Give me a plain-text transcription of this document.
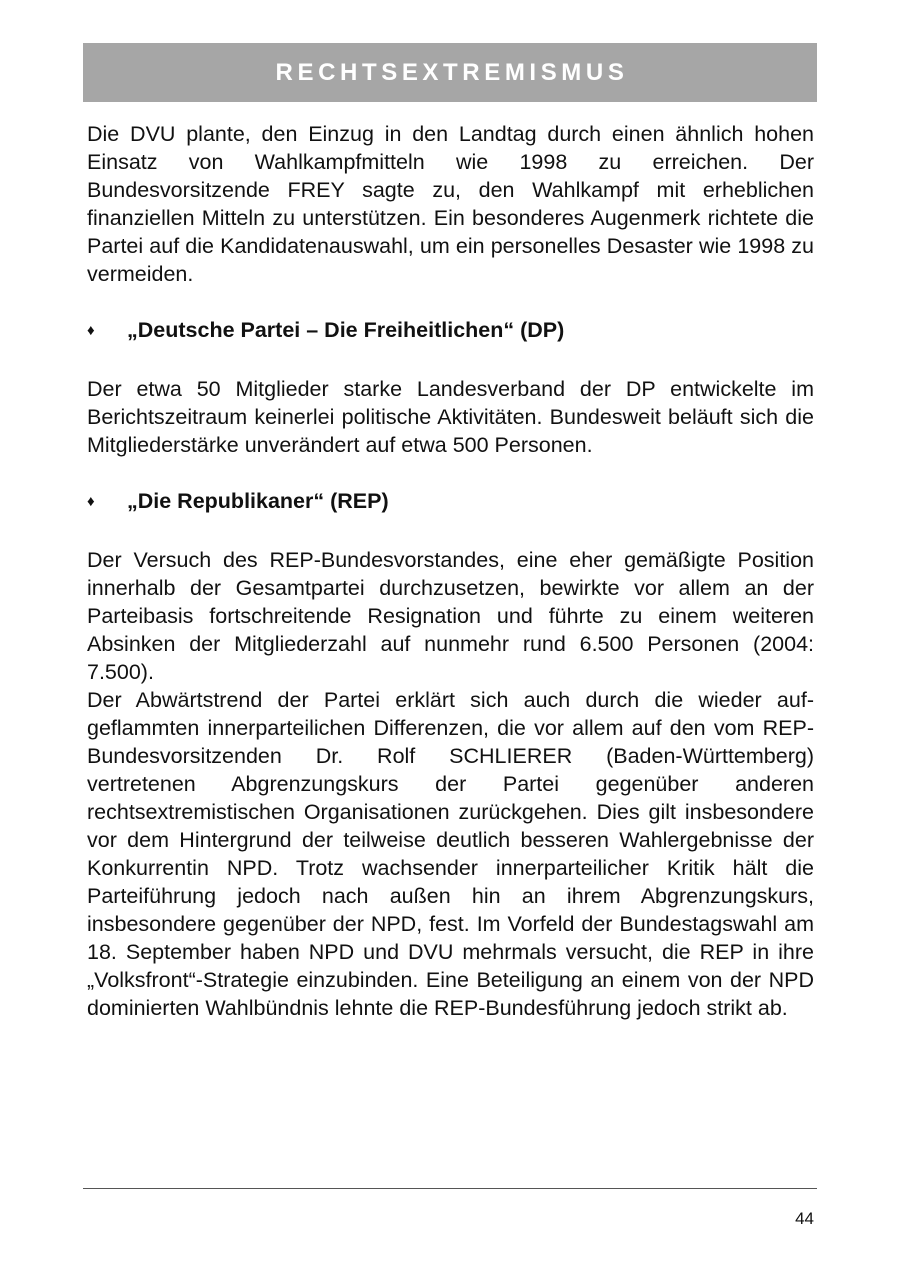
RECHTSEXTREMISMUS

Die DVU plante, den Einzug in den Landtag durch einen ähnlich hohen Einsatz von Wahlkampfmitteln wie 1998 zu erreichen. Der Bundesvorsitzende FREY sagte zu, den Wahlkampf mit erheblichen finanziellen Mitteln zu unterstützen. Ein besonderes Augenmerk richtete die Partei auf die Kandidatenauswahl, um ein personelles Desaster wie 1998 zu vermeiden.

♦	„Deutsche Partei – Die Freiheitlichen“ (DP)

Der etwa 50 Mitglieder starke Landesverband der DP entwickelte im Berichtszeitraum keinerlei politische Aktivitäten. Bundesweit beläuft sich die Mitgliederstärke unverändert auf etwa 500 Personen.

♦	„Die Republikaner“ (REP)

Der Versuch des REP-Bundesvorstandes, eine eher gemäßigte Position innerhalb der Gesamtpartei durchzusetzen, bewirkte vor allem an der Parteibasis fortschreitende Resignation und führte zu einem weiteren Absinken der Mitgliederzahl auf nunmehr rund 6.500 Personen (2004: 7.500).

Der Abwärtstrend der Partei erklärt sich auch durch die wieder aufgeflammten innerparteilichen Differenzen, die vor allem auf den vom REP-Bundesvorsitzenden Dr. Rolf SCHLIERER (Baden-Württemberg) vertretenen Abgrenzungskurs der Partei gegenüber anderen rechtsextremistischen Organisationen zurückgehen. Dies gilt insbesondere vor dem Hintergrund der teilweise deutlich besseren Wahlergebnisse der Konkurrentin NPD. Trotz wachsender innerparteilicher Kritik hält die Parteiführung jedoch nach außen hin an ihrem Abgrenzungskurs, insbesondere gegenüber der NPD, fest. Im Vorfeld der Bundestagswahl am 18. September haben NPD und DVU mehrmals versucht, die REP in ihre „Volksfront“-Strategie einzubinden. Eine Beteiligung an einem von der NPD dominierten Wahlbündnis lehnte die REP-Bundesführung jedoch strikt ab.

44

_ _ _

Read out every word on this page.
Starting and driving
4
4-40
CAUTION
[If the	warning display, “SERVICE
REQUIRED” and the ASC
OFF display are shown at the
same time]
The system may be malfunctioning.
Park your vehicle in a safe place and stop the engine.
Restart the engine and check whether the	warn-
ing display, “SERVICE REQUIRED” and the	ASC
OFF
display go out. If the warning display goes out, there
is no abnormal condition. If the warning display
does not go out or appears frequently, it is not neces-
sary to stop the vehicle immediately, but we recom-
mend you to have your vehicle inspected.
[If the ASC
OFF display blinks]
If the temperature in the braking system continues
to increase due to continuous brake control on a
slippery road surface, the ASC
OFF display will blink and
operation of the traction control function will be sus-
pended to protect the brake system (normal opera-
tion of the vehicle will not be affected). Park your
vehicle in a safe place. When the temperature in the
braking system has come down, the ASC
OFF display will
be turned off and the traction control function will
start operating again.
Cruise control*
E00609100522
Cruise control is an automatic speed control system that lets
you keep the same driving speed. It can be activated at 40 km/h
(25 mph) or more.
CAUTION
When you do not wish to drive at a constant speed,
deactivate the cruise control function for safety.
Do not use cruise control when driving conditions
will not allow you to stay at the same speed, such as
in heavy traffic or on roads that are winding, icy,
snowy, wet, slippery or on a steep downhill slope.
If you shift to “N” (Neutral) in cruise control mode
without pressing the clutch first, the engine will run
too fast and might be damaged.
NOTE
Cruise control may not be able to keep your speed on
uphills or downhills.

_ _ _

**The request:**
Tally the lines of the listing above that include the word "this". Answer with the number alone.

**Finished answer:**
2